(Some records)
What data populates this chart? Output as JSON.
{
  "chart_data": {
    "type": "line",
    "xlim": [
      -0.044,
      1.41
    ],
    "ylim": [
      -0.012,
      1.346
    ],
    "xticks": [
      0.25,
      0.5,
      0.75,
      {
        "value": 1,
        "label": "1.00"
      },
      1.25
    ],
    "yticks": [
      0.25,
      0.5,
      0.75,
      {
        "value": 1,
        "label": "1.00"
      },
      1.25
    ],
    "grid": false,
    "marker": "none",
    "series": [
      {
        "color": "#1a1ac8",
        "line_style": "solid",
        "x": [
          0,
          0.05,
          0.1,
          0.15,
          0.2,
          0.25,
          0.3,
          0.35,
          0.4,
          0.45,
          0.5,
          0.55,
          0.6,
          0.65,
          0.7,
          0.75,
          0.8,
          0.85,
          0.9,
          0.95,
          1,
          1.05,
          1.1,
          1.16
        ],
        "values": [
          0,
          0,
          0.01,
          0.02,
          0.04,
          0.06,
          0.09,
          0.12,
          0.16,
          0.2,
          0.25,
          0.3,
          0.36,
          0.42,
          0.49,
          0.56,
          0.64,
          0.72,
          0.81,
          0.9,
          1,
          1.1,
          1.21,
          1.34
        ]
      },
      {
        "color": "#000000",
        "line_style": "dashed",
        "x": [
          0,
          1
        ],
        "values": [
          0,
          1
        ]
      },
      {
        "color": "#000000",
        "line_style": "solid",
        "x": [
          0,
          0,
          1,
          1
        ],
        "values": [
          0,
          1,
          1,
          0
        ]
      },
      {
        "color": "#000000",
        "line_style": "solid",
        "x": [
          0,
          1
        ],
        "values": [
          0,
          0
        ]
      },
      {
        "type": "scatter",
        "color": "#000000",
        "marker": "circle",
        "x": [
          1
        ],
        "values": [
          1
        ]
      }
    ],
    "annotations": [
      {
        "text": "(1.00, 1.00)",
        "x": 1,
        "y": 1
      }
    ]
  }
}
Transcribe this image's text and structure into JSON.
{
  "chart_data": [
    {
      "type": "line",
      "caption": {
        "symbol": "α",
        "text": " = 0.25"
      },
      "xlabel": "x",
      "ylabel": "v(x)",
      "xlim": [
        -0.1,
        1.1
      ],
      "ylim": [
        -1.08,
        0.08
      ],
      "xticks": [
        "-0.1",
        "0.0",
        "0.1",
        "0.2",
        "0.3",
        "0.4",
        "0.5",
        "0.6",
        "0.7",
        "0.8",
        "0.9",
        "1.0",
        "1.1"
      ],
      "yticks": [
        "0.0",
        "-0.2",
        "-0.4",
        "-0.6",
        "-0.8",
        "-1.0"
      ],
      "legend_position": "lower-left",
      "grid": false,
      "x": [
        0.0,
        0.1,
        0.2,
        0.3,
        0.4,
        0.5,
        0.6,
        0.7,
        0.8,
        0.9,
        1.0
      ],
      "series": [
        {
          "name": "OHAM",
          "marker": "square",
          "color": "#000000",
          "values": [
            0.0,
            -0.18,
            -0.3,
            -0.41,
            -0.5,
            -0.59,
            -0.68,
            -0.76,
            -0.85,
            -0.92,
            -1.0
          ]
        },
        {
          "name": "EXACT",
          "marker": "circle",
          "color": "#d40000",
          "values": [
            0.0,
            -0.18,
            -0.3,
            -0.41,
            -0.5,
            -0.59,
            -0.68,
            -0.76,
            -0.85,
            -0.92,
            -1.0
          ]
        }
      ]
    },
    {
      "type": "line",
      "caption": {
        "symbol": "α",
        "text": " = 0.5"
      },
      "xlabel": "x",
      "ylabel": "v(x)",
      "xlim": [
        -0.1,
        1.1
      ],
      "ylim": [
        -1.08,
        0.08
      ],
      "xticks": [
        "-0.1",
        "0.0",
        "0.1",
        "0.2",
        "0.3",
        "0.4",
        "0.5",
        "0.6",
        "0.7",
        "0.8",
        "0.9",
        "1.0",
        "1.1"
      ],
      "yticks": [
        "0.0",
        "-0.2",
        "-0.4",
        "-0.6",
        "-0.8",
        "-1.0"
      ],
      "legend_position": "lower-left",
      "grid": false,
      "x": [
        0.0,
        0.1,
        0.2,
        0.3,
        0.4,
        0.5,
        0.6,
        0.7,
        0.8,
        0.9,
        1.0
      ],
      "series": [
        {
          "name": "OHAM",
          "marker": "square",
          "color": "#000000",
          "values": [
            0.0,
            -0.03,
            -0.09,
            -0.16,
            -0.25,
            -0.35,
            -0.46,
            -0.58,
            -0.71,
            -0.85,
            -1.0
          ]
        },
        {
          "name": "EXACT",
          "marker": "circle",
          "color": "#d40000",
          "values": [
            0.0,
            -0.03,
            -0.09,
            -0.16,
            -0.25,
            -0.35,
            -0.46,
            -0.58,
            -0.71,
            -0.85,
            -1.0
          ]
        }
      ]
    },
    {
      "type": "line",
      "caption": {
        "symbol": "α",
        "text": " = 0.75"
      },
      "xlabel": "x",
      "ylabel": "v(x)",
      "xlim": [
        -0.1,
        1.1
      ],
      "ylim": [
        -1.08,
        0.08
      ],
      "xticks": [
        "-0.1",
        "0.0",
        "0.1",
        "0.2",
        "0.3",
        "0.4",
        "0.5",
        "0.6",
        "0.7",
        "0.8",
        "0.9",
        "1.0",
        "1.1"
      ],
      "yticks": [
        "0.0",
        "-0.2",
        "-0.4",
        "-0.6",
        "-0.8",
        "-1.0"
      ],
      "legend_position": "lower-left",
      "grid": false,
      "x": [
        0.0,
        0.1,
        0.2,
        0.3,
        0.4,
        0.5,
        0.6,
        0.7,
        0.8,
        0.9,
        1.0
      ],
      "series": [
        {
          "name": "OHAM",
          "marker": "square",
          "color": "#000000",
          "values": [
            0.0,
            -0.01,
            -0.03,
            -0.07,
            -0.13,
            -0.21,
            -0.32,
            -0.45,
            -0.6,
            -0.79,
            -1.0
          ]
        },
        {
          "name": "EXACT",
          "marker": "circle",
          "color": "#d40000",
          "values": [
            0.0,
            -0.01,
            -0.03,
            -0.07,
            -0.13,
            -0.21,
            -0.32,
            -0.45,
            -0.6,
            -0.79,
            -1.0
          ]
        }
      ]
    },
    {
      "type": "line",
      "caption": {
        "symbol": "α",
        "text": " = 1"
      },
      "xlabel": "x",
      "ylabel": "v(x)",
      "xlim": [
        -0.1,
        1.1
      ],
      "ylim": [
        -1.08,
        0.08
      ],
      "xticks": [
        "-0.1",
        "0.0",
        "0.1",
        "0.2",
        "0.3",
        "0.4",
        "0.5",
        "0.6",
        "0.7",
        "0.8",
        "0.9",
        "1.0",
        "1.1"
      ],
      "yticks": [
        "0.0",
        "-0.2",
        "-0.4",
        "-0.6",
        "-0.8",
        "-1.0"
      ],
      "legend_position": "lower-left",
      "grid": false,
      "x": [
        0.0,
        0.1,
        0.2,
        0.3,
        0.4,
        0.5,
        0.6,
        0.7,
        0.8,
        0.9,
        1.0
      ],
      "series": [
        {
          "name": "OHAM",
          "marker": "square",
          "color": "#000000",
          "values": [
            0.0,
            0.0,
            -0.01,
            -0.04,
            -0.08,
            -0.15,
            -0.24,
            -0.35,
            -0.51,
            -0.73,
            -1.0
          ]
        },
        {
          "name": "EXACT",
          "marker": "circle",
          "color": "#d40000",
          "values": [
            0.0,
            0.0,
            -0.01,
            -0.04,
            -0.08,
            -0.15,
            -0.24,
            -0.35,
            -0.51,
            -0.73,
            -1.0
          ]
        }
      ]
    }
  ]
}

# INSTRUCTIONS TO FOLLOW
Provide the number of lines in the data above that contain the string "this", and nothing else.

# FULL OUTPUT
2